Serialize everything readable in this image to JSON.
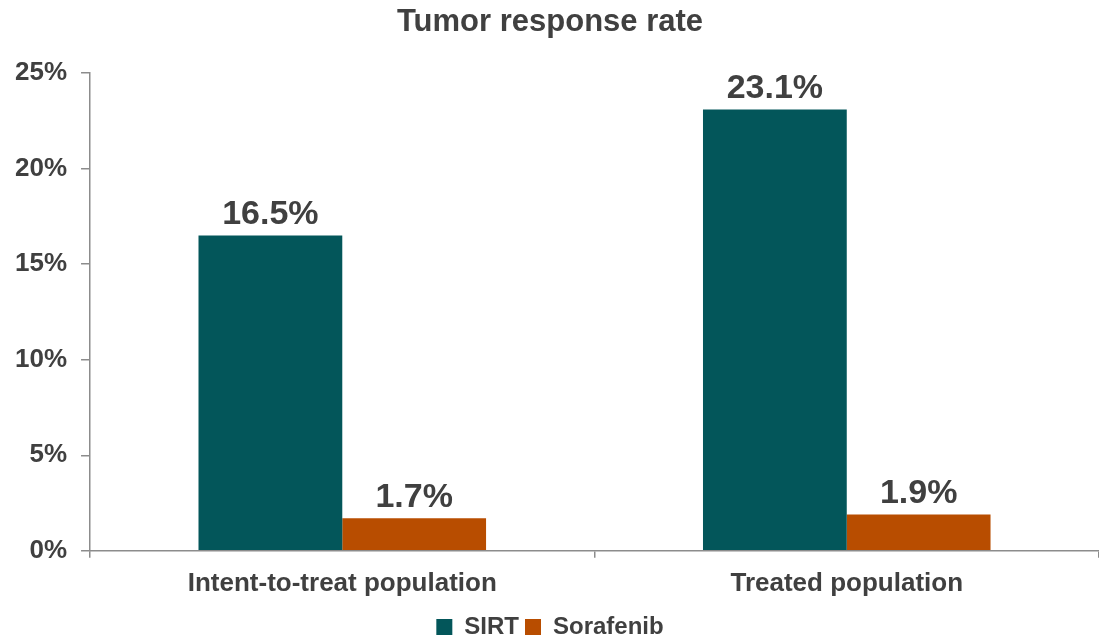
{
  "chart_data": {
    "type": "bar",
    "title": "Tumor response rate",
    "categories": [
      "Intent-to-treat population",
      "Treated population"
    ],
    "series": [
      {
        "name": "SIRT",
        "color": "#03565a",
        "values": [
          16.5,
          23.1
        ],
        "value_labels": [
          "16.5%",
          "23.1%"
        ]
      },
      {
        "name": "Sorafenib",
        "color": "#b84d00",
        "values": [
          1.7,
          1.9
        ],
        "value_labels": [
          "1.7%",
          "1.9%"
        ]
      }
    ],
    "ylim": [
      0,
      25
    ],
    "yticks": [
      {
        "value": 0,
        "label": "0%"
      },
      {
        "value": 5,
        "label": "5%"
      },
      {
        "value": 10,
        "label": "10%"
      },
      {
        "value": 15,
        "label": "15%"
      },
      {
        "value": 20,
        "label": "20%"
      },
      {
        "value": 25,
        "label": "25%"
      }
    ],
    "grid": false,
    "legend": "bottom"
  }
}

********

* THE TASK: Transcribe every line in the entries above, taking out only the images.

* EXERCISE OUTPUT:
Serialize everything readable in this image to JSON.
{
  "chart_data": {
    "type": "bar",
    "title": "Tumor response rate",
    "categories": [
      "Intent-to-treat population",
      "Treated population"
    ],
    "series": [
      {
        "name": "SIRT",
        "color": "#03565a",
        "values": [
          16.5,
          23.1
        ],
        "value_labels": [
          "16.5%",
          "23.1%"
        ]
      },
      {
        "name": "Sorafenib",
        "color": "#b84d00",
        "values": [
          1.7,
          1.9
        ],
        "value_labels": [
          "1.7%",
          "1.9%"
        ]
      }
    ],
    "ylim": [
      0,
      25
    ],
    "yticks": [
      {
        "value": 0,
        "label": "0%"
      },
      {
        "value": 5,
        "label": "5%"
      },
      {
        "value": 10,
        "label": "10%"
      },
      {
        "value": 15,
        "label": "15%"
      },
      {
        "value": 20,
        "label": "20%"
      },
      {
        "value": 25,
        "label": "25%"
      }
    ],
    "grid": false,
    "legend": "bottom"
  }
}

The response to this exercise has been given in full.